(Dataset records on visual material)
#####

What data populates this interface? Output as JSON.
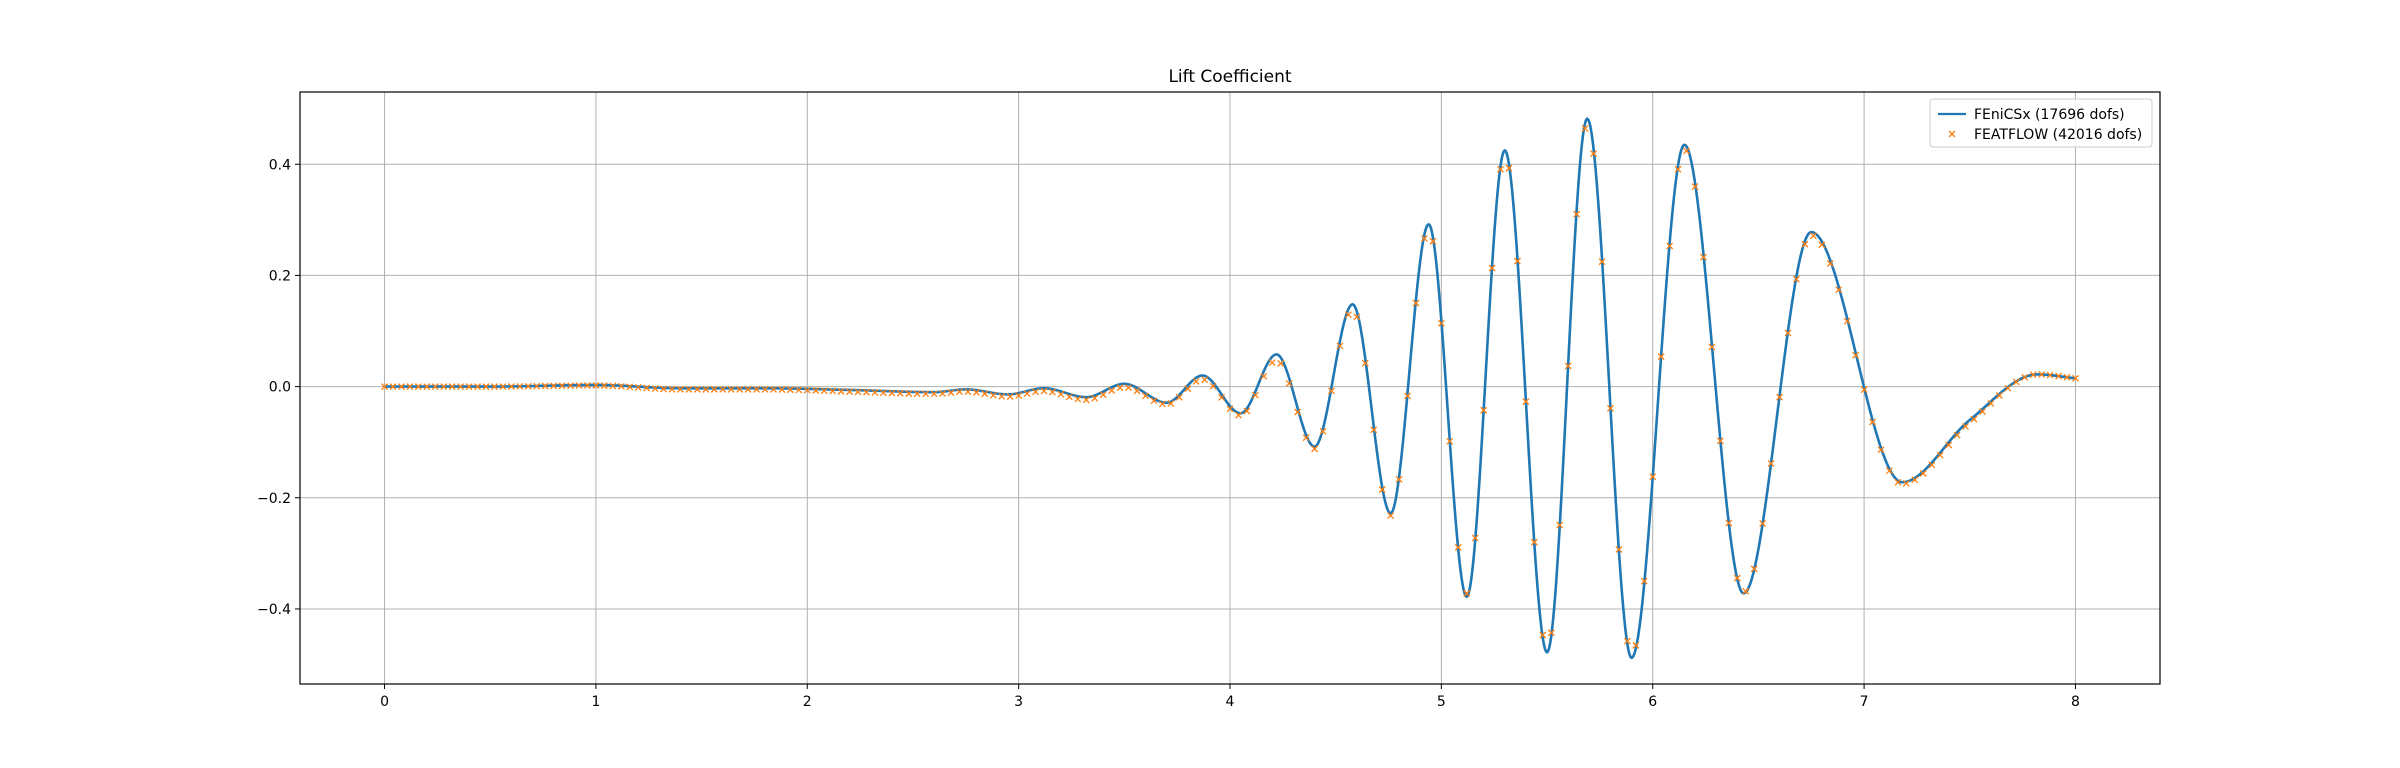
{
  "chart_data": {
    "type": "line",
    "title": "Lift Coefficient",
    "xlabel": "",
    "ylabel": "",
    "xlim": [
      -0.4,
      8.4
    ],
    "ylim": [
      -0.535,
      0.53
    ],
    "xticks": [
      0,
      1,
      2,
      3,
      4,
      5,
      6,
      7,
      8
    ],
    "yticks": [
      -0.4,
      -0.2,
      0.0,
      0.2,
      0.4
    ],
    "xtick_labels": [
      "0",
      "1",
      "2",
      "3",
      "4",
      "5",
      "6",
      "7",
      "8"
    ],
    "ytick_labels": [
      "−0.4",
      "−0.2",
      "0.0",
      "0.2",
      "0.4"
    ],
    "grid": true,
    "legend_location": "upper right",
    "series": [
      {
        "name": "FEniCSx (17696 dofs)",
        "style": "line",
        "color": "#1f77b4",
        "x": [
          0,
          0.5,
          1.0,
          1.4,
          1.8,
          2.2,
          2.6,
          2.75,
          2.95,
          3.12,
          3.32,
          3.5,
          3.7,
          3.87,
          4.05,
          4.22,
          4.4,
          4.58,
          4.76,
          4.94,
          5.12,
          5.3,
          5.5,
          5.69,
          5.9,
          6.15,
          6.43,
          6.75,
          7.18,
          7.5,
          7.82,
          8.0
        ],
        "y": [
          0.0,
          0.0,
          0.003,
          -0.003,
          -0.003,
          -0.006,
          -0.01,
          -0.005,
          -0.014,
          -0.003,
          -0.019,
          0.005,
          -0.029,
          0.02,
          -0.048,
          0.058,
          -0.108,
          0.148,
          -0.228,
          0.292,
          -0.378,
          0.425,
          -0.478,
          0.482,
          -0.488,
          0.435,
          -0.372,
          0.278,
          -0.172,
          -0.06,
          0.022,
          0.015
        ]
      },
      {
        "name": "FEATFLOW (42016 dofs)",
        "style": "markers",
        "marker": "x",
        "color": "#ff7f0e",
        "x": [
          0,
          0.5,
          1.0,
          1.4,
          1.8,
          2.2,
          2.6,
          2.75,
          2.95,
          3.12,
          3.32,
          3.5,
          3.7,
          3.87,
          4.05,
          4.22,
          4.4,
          4.58,
          4.76,
          4.94,
          5.12,
          5.3,
          5.5,
          5.69,
          5.9,
          6.15,
          6.43,
          6.75,
          7.18,
          7.5,
          7.82,
          8.0
        ],
        "y": [
          0.0,
          0.0,
          0.002,
          -0.005,
          -0.005,
          -0.009,
          -0.013,
          -0.009,
          -0.018,
          -0.008,
          -0.024,
          -0.001,
          -0.032,
          0.013,
          -0.052,
          0.047,
          -0.112,
          0.138,
          -0.232,
          0.284,
          -0.372,
          0.418,
          -0.472,
          0.472,
          -0.482,
          0.427,
          -0.37,
          0.272,
          -0.175,
          -0.065,
          0.022,
          0.015
        ]
      }
    ]
  }
}
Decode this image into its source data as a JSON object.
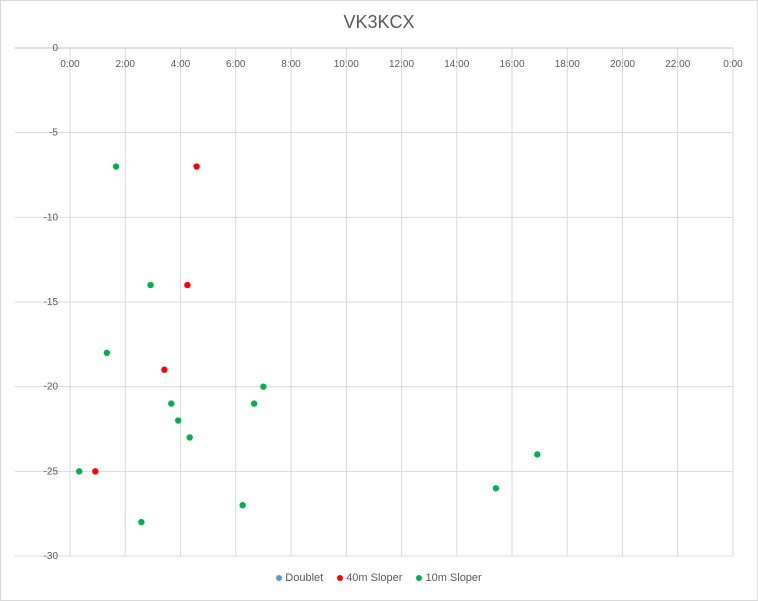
{
  "chart_data": {
    "type": "scatter",
    "title": "VK3KCX",
    "x_axis": {
      "type": "time",
      "min": "0:00",
      "max": "24:00",
      "major_unit_hours": 2,
      "tick_labels": [
        "0:00",
        "2:00",
        "4:00",
        "6:00",
        "8:00",
        "10:00",
        "12:00",
        "14:00",
        "16:00",
        "18:00",
        "20:00",
        "22:00",
        "0:00"
      ]
    },
    "y_axis": {
      "min": -30,
      "max": 0,
      "major_unit": 5,
      "tick_labels": [
        "0",
        "-5",
        "-10",
        "-15",
        "-20",
        "-25",
        "-30"
      ]
    },
    "grid": true,
    "legend_position": "bottom",
    "series": [
      {
        "name": "Doublet",
        "color": "#5b9bd5",
        "points": []
      },
      {
        "name": "40m Sloper",
        "color": "#ff0000",
        "points": [
          {
            "x": "0:55",
            "y": -25
          },
          {
            "x": "3:25",
            "y": -19
          },
          {
            "x": "4:15",
            "y": -14
          },
          {
            "x": "4:35",
            "y": -7
          }
        ]
      },
      {
        "name": "10m Sloper",
        "color": "#00b050",
        "points": [
          {
            "x": "0:20",
            "y": -25
          },
          {
            "x": "1:20",
            "y": -18
          },
          {
            "x": "1:40",
            "y": -7
          },
          {
            "x": "2:35",
            "y": -28
          },
          {
            "x": "2:55",
            "y": -14
          },
          {
            "x": "3:40",
            "y": -21
          },
          {
            "x": "3:55",
            "y": -22
          },
          {
            "x": "4:20",
            "y": -23
          },
          {
            "x": "6:15",
            "y": -27
          },
          {
            "x": "6:40",
            "y": -21
          },
          {
            "x": "7:00",
            "y": -20
          },
          {
            "x": "15:25",
            "y": -26
          },
          {
            "x": "16:55",
            "y": -24
          }
        ]
      }
    ]
  }
}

#####

What is needed: Show every line in the entries where the string "color" occurs.

Exercise response:
        "color": "#1f77b4",
        "color": "#ff7f0e",
        "color": "#5b9bd5",
        "color": "#ff0000",
        "color": "#00b050",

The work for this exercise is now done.